(Data listing)
"""

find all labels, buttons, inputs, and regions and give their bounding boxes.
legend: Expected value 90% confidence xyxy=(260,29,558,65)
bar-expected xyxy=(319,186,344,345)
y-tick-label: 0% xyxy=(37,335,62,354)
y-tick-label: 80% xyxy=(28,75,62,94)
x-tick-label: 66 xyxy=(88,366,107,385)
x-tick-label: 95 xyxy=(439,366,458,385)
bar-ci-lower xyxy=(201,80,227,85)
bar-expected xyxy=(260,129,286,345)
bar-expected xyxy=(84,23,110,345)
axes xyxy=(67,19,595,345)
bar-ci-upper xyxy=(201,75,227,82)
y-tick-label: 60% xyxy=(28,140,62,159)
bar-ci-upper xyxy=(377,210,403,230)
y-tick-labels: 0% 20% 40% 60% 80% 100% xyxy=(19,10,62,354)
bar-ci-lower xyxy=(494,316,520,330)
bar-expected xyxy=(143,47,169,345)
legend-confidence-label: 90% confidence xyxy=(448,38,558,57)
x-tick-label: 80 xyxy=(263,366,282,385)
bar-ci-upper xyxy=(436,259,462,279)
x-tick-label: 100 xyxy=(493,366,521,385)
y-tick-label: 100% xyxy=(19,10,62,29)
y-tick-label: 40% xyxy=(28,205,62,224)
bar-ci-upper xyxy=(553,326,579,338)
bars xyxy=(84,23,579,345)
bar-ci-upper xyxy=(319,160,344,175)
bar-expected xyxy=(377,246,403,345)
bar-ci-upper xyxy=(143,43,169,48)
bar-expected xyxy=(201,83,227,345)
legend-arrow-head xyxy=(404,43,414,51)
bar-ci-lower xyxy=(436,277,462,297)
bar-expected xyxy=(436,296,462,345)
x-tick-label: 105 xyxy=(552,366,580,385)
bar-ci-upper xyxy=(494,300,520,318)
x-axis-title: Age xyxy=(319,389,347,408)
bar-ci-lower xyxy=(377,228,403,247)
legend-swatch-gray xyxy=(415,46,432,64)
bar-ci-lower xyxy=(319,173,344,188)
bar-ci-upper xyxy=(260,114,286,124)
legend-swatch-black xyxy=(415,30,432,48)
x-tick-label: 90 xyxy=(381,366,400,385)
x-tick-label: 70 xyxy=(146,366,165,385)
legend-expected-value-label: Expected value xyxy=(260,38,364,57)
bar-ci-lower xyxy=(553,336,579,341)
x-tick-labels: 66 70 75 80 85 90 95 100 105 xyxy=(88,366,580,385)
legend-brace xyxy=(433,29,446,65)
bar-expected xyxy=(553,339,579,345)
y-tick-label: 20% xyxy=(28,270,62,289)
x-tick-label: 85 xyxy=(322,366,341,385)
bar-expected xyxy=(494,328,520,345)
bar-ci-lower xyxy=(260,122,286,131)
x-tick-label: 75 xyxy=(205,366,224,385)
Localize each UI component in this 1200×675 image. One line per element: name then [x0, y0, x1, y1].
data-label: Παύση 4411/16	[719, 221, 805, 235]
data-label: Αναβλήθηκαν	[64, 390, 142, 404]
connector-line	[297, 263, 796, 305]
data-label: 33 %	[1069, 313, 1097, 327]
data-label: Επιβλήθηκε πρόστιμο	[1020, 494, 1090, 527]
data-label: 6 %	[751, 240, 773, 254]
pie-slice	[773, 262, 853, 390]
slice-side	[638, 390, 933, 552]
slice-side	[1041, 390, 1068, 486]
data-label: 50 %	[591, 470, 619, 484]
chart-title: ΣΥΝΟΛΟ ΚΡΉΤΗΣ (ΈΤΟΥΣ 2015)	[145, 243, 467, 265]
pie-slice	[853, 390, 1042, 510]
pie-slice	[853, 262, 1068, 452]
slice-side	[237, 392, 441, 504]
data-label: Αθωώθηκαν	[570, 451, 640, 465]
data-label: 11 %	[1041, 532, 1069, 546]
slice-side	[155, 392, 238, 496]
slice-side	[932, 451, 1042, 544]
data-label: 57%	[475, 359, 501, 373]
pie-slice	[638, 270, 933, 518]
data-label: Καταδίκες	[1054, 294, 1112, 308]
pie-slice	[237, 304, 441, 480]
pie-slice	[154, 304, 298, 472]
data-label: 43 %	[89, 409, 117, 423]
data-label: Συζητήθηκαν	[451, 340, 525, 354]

"""

Set problem
Copy every line of the data listing above verbatim, in the same order, changing nothing.

Solution
find all labels, buttons, inputs, and regions and give their bounding boxes.
legend: Expected value 90% confidence xyxy=(260,29,558,65)
bar-expected xyxy=(319,186,344,345)
y-tick-label: 0% xyxy=(37,335,62,354)
y-tick-label: 80% xyxy=(28,75,62,94)
x-tick-label: 66 xyxy=(88,366,107,385)
x-tick-label: 95 xyxy=(439,366,458,385)
bar-ci-lower xyxy=(201,80,227,85)
bar-expected xyxy=(260,129,286,345)
bar-expected xyxy=(84,23,110,345)
axes xyxy=(67,19,595,345)
bar-ci-upper xyxy=(201,75,227,82)
y-tick-label: 60% xyxy=(28,140,62,159)
bar-ci-upper xyxy=(377,210,403,230)
y-tick-labels: 0% 20% 40% 60% 80% 100% xyxy=(19,10,62,354)
bar-ci-lower xyxy=(494,316,520,330)
bar-expected xyxy=(143,47,169,345)
legend-confidence-label: 90% confidence xyxy=(448,38,558,57)
x-tick-label: 80 xyxy=(263,366,282,385)
bar-ci-upper xyxy=(436,259,462,279)
x-tick-label: 100 xyxy=(493,366,521,385)
y-tick-label: 100% xyxy=(19,10,62,29)
y-tick-label: 40% xyxy=(28,205,62,224)
bar-ci-upper xyxy=(553,326,579,338)
bars xyxy=(84,23,579,345)
bar-ci-upper xyxy=(319,160,344,175)
bar-expected xyxy=(377,246,403,345)
bar-ci-upper xyxy=(143,43,169,48)
bar-expected xyxy=(201,83,227,345)
legend-arrow-head xyxy=(404,43,414,51)
bar-ci-lower xyxy=(436,277,462,297)
bar-expected xyxy=(436,296,462,345)
x-tick-label: 105 xyxy=(552,366,580,385)
bar-ci-upper xyxy=(494,300,520,318)
x-axis-title: Age xyxy=(319,389,347,408)
bar-ci-lower xyxy=(377,228,403,247)
legend-swatch-gray xyxy=(415,46,432,64)
bar-ci-lower xyxy=(319,173,344,188)
bar-ci-upper xyxy=(260,114,286,124)
legend-swatch-black xyxy=(415,30,432,48)
x-tick-label: 90 xyxy=(381,366,400,385)
x-tick-label: 70 xyxy=(146,366,165,385)
legend-expected-value-label: Expected value xyxy=(260,38,364,57)
bar-ci-lower xyxy=(553,336,579,341)
x-tick-labels: 66 70 75 80 85 90 95 100 105 xyxy=(88,366,580,385)
legend-brace xyxy=(433,29,446,65)
bar-expected xyxy=(553,339,579,345)
y-tick-label: 20% xyxy=(28,270,62,289)
x-tick-label: 85 xyxy=(322,366,341,385)
bar-expected xyxy=(494,328,520,345)
bar-ci-lower xyxy=(260,122,286,131)
x-tick-label: 75 xyxy=(205,366,224,385)
Localize each UI component in this 1200×675 image. One line per element: name then [x0, y0, x1, y1].
data-label: Παύση 4411/16	[719, 221, 805, 235]
data-label: Αναβλήθηκαν	[64, 390, 142, 404]
connector-line	[297, 263, 796, 305]
data-label: 33 %	[1069, 313, 1097, 327]
data-label: Επιβλήθηκε πρόστιμο	[1020, 494, 1090, 527]
data-label: 6 %	[751, 240, 773, 254]
pie-slice	[773, 262, 853, 390]
slice-side	[638, 390, 933, 552]
slice-side	[1041, 390, 1068, 486]
data-label: 50 %	[591, 470, 619, 484]
chart-title: ΣΥΝΟΛΟ ΚΡΉΤΗΣ (ΈΤΟΥΣ 2015)	[145, 243, 467, 265]
pie-slice	[853, 390, 1042, 510]
pie-slice	[853, 262, 1068, 452]
slice-side	[237, 392, 441, 504]
data-label: Αθωώθηκαν	[570, 451, 640, 465]
data-label: 11 %	[1041, 532, 1069, 546]
slice-side	[155, 392, 238, 496]
slice-side	[932, 451, 1042, 544]
data-label: 57%	[475, 359, 501, 373]
pie-slice	[638, 270, 933, 518]
data-label: Καταδίκες	[1054, 294, 1112, 308]
pie-slice	[237, 304, 441, 480]
pie-slice	[154, 304, 298, 472]
data-label: 43 %	[89, 409, 117, 423]
data-label: Συζητήθηκαν	[451, 340, 525, 354]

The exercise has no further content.